Recorded data:

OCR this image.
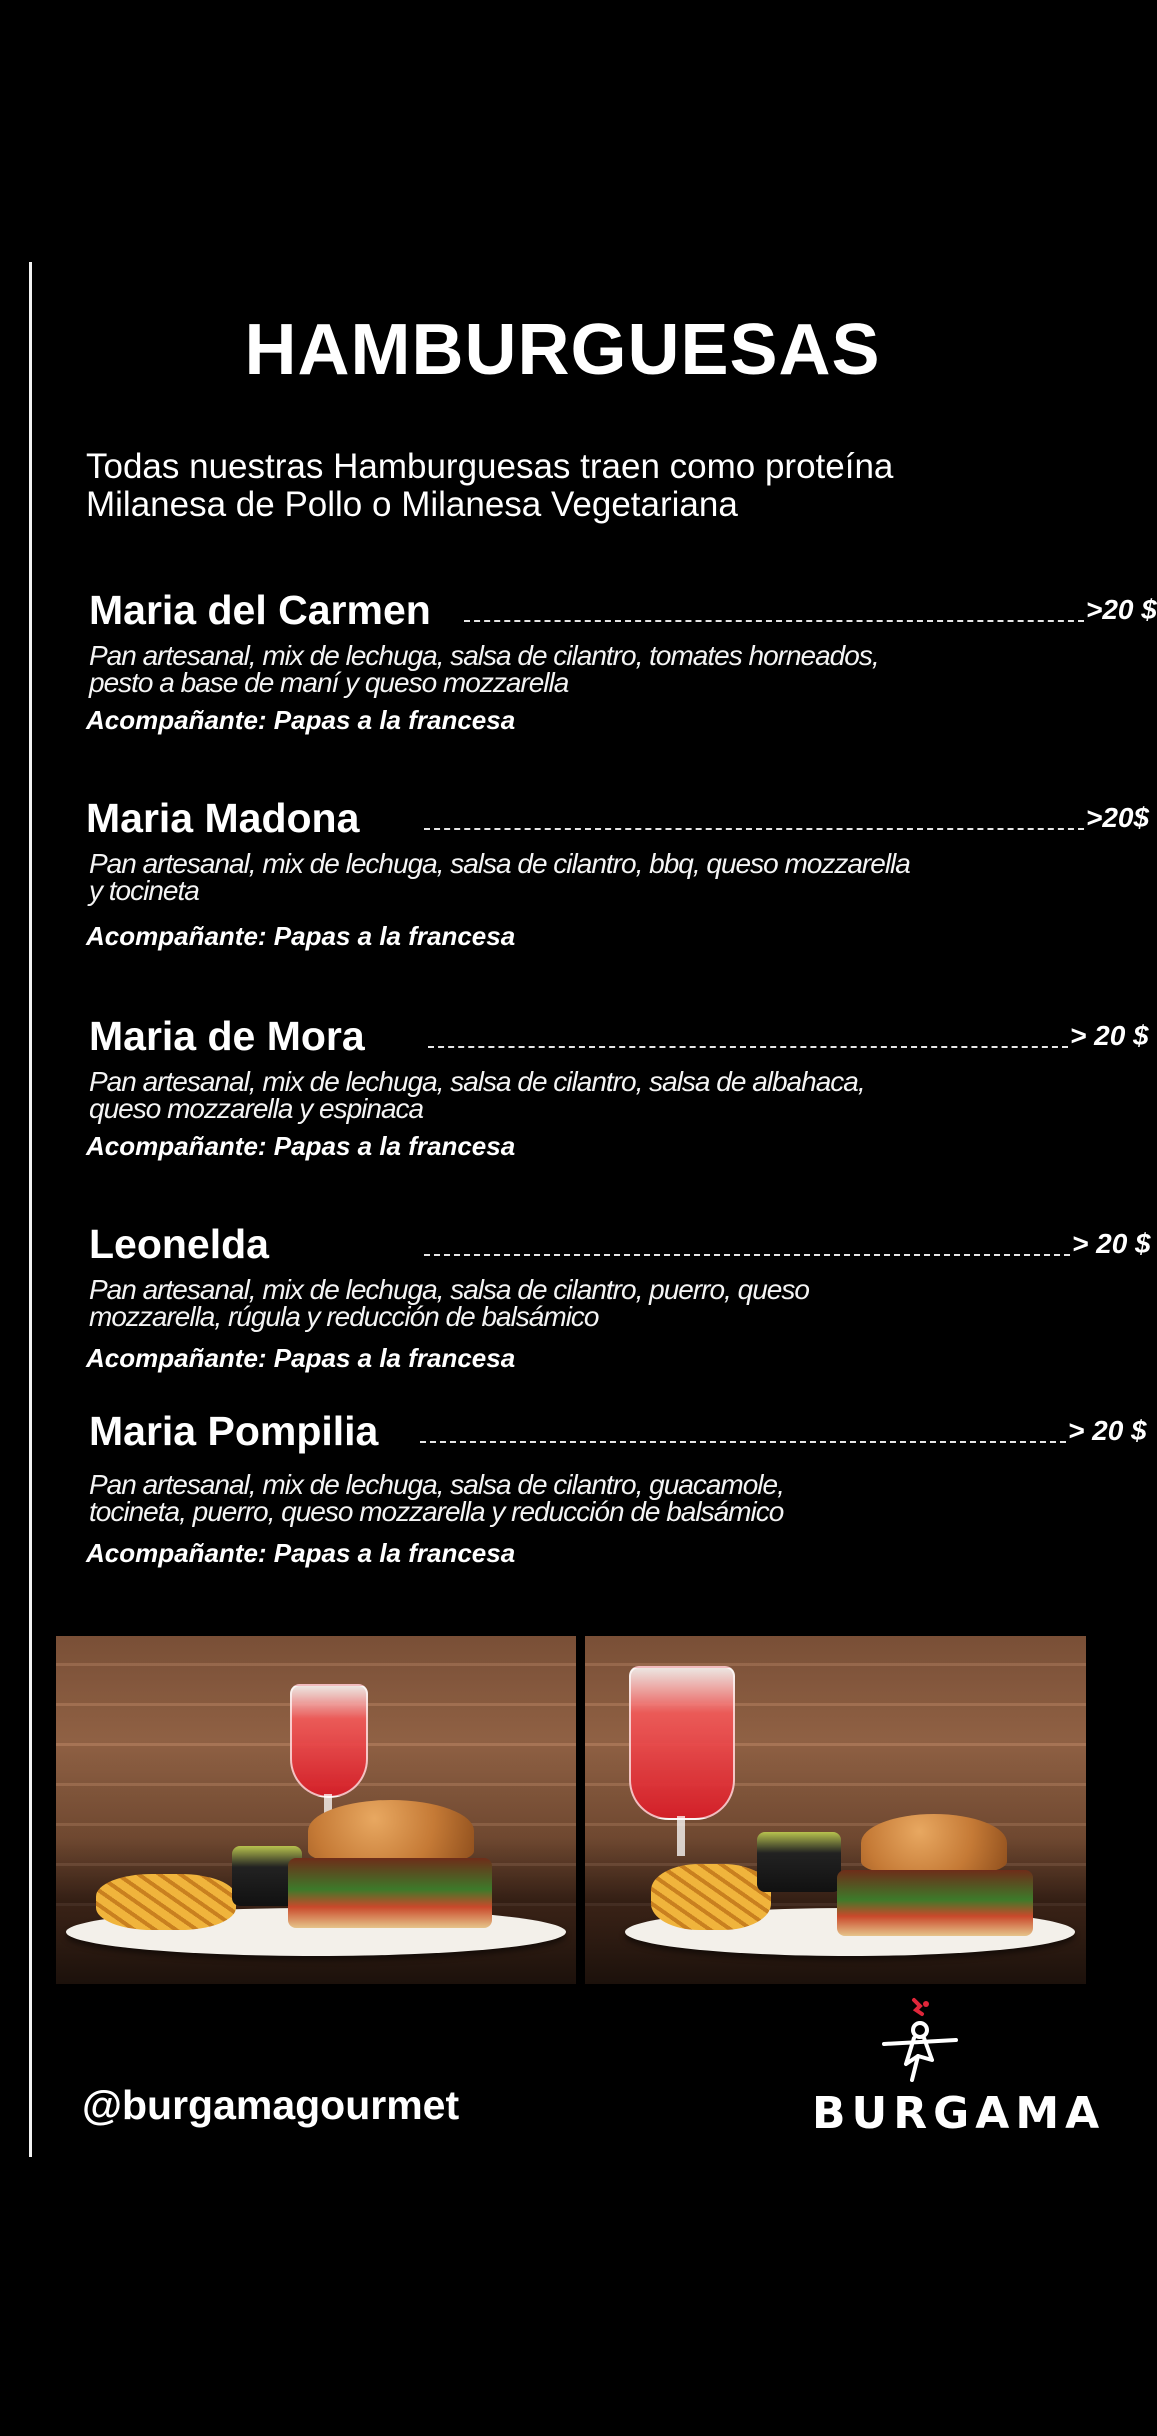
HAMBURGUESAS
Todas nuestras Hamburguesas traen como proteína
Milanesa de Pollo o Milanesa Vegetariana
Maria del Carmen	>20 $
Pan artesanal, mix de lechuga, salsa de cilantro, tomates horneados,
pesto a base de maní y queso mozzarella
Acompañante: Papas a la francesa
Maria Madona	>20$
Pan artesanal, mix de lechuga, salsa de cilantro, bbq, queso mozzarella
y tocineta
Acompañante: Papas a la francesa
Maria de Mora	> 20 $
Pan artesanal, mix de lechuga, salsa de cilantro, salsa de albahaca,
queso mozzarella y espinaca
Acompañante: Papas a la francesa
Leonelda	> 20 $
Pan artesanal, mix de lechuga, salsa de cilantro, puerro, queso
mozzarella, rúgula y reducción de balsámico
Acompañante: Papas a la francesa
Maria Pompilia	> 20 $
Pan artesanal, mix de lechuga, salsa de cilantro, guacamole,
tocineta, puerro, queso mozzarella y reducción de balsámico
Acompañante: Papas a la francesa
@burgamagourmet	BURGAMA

--

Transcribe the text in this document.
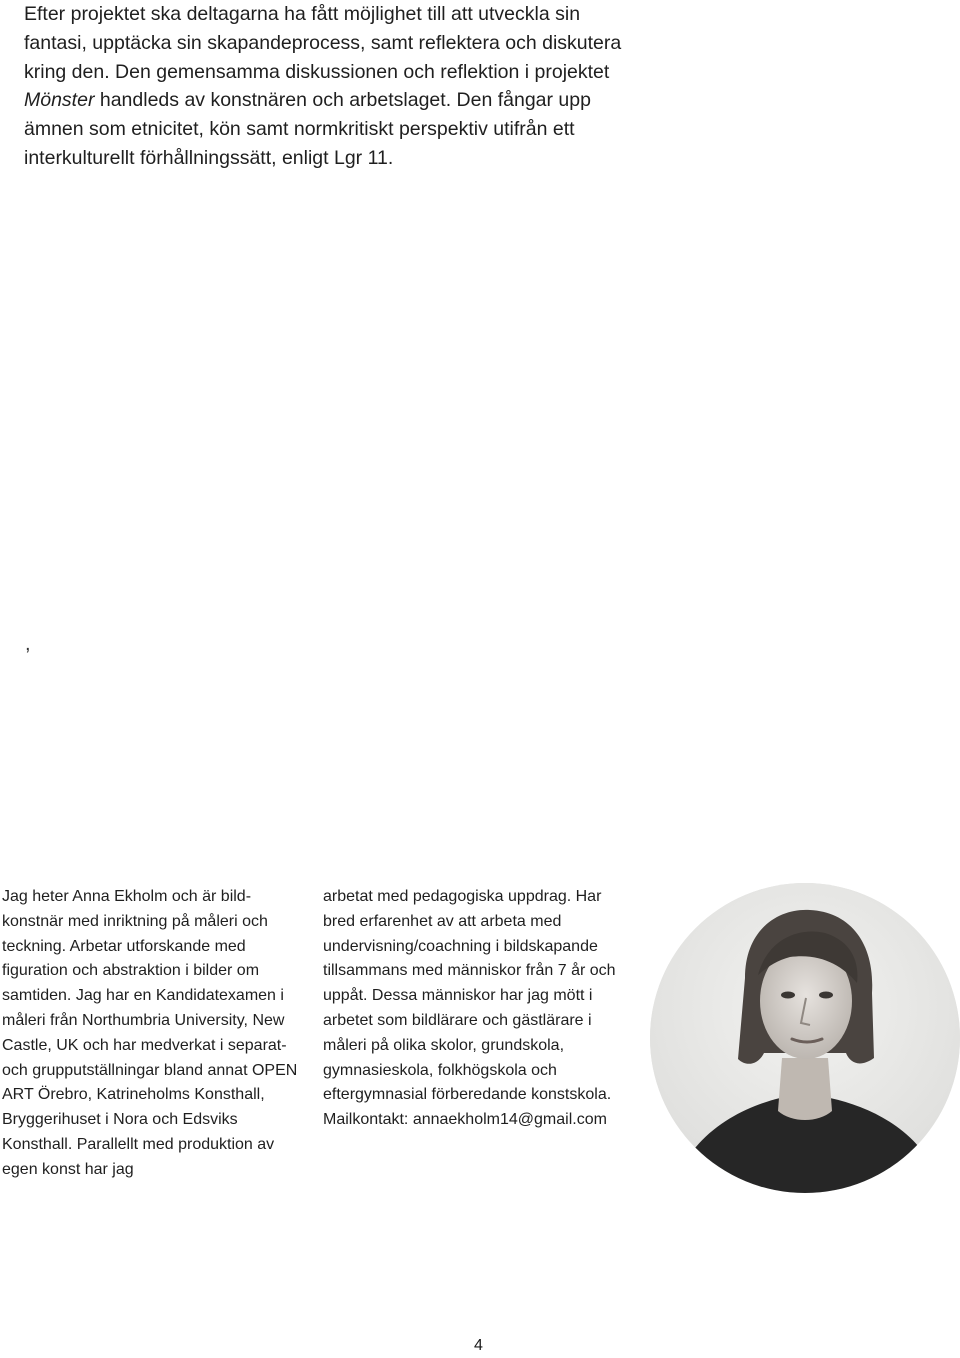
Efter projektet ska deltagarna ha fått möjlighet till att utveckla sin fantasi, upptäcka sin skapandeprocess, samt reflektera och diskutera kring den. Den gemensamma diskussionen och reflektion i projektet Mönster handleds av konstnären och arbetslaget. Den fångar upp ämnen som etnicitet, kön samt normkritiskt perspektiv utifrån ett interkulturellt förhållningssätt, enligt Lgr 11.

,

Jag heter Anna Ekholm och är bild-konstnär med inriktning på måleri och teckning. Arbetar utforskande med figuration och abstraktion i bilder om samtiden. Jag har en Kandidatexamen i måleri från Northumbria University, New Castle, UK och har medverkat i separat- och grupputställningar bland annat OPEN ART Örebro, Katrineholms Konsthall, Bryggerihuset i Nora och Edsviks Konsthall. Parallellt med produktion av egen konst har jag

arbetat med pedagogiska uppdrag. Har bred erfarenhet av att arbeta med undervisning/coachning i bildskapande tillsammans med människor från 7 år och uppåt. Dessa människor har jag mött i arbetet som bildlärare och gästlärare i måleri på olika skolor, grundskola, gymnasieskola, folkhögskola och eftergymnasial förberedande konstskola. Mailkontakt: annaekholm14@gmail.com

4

SHORT PROBLEM -> From the entries above, extract every line where the word "artesanal" appears.

RESPONSE ->
Pan artesanal, mix de lechuga, salsa de cilantro, tomates horneados,
Pan artesanal, mix de lechuga, salsa de cilantro, bbq, queso mozzarella
Pan artesanal, mix de lechuga, salsa de cilantro, salsa de albahaca,
Pan artesanal, mix de lechuga, salsa de cilantro, puerro, queso
Pan artesanal, mix de lechuga, salsa de cilantro, guacamole,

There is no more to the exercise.